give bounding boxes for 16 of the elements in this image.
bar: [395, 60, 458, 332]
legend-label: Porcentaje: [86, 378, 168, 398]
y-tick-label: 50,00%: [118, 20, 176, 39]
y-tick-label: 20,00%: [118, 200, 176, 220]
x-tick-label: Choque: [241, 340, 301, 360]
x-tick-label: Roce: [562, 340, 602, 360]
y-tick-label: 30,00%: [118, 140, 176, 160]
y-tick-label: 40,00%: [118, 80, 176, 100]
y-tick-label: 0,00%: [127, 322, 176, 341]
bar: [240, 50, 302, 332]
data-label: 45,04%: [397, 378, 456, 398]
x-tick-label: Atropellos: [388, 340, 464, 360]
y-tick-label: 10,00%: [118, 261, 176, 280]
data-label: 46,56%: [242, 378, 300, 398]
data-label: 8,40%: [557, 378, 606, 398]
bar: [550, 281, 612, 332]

• • • • •

Copy every line of the records above verbatim, without changing any character, number, or line order.

▶ [WRITTEN SOLUTION]
give bounding boxes for 16 of the elements in this image.
bar: [395, 60, 458, 332]
legend-label: Porcentaje: [86, 378, 168, 398]
y-tick-label: 50,00%: [118, 20, 176, 39]
y-tick-label: 20,00%: [118, 200, 176, 220]
x-tick-label: Choque: [241, 340, 301, 360]
x-tick-label: Roce: [562, 340, 602, 360]
y-tick-label: 30,00%: [118, 140, 176, 160]
y-tick-label: 40,00%: [118, 80, 176, 100]
y-tick-label: 0,00%: [127, 322, 176, 341]
bar: [240, 50, 302, 332]
data-label: 45,04%: [397, 378, 456, 398]
x-tick-label: Atropellos: [388, 340, 464, 360]
y-tick-label: 10,00%: [118, 261, 176, 280]
data-label: 46,56%: [242, 378, 300, 398]
data-label: 8,40%: [557, 378, 606, 398]
bar: [550, 281, 612, 332]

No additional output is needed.